## TASK STATEMENT:
Reproduce the listing below without any change.

## RECORD EXTRACTS:
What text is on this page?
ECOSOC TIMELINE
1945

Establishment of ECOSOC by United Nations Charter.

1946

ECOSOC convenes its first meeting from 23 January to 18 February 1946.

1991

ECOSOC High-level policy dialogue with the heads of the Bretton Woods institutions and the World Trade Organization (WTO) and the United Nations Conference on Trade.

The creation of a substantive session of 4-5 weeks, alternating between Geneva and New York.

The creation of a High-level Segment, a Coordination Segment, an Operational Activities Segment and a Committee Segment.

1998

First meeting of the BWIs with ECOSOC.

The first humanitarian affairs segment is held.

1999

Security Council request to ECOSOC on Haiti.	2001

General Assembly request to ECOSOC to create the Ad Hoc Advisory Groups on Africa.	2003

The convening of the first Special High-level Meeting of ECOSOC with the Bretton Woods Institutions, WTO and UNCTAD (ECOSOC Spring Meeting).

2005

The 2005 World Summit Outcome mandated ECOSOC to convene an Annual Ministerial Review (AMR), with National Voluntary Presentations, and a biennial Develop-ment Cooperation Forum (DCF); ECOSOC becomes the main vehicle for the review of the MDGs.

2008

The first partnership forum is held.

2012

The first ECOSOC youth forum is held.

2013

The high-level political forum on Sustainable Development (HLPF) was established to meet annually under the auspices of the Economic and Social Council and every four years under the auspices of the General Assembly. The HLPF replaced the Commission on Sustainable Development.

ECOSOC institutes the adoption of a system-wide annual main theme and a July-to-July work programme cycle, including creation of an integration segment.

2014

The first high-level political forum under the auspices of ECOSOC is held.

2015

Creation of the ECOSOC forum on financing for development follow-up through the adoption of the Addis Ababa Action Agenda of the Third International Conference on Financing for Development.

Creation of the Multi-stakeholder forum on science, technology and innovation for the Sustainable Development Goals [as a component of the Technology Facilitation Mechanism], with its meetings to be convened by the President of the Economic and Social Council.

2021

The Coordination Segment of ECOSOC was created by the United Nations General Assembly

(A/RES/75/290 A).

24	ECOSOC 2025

## FINAL RESULT:
What text is on this page?
ECOSOC TIMELINE
1945

Establishment of ECOSOC by United Nations Charter.

1946

ECOSOC convenes its first meeting from 23 January to 18 February 1946.

1991

ECOSOC High-level policy dialogue with the heads of the Bretton Woods institutions and the World Trade Organization (WTO) and the United Nations Conference on Trade.

The creation of a substantive session of 4-5 weeks, alternating between Geneva and New York.

The creation of a High-level Segment, a Coordination Segment, an Operational Activities Segment and a Committee Segment.

1998

First meeting of the BWIs with ECOSOC.

The first humanitarian affairs segment is held.

1999

Security Council request to ECOSOC on Haiti.	2001

General Assembly request to ECOSOC to create the Ad Hoc Advisory Groups on Africa.	2003

The convening of the first Special High-level Meeting of ECOSOC with the Bretton Woods Institutions, WTO and UNCTAD (ECOSOC Spring Meeting).

2005

The 2005 World Summit Outcome mandated ECOSOC to convene an Annual Ministerial Review (AMR), with National Voluntary Presentations, and a biennial Develop-ment Cooperation Forum (DCF); ECOSOC becomes the main vehicle for the review of the MDGs.

2008

The first partnership forum is held.

2012

The first ECOSOC youth forum is held.

2013

The high-level political forum on Sustainable Development (HLPF) was established to meet annually under the auspices of the Economic and Social Council and every four years under the auspices of the General Assembly. The HLPF replaced the Commission on Sustainable Development.

ECOSOC institutes the adoption of a system-wide annual main theme and a July-to-July work programme cycle, including creation of an integration segment.

2014

The first high-level political forum under the auspices of ECOSOC is held.

2015

Creation of the ECOSOC forum on financing for development follow-up through the adoption of the Addis Ababa Action Agenda of the Third International Conference on Financing for Development.

Creation of the Multi-stakeholder forum on science, technology and innovation for the Sustainable Development Goals [as a component of the Technology Facilitation Mechanism], with its meetings to be convened by the President of the Economic and Social Council.

2021

The Coordination Segment of ECOSOC was created by the United Nations General Assembly

(A/RES/75/290 A).

24	ECOSOC 2025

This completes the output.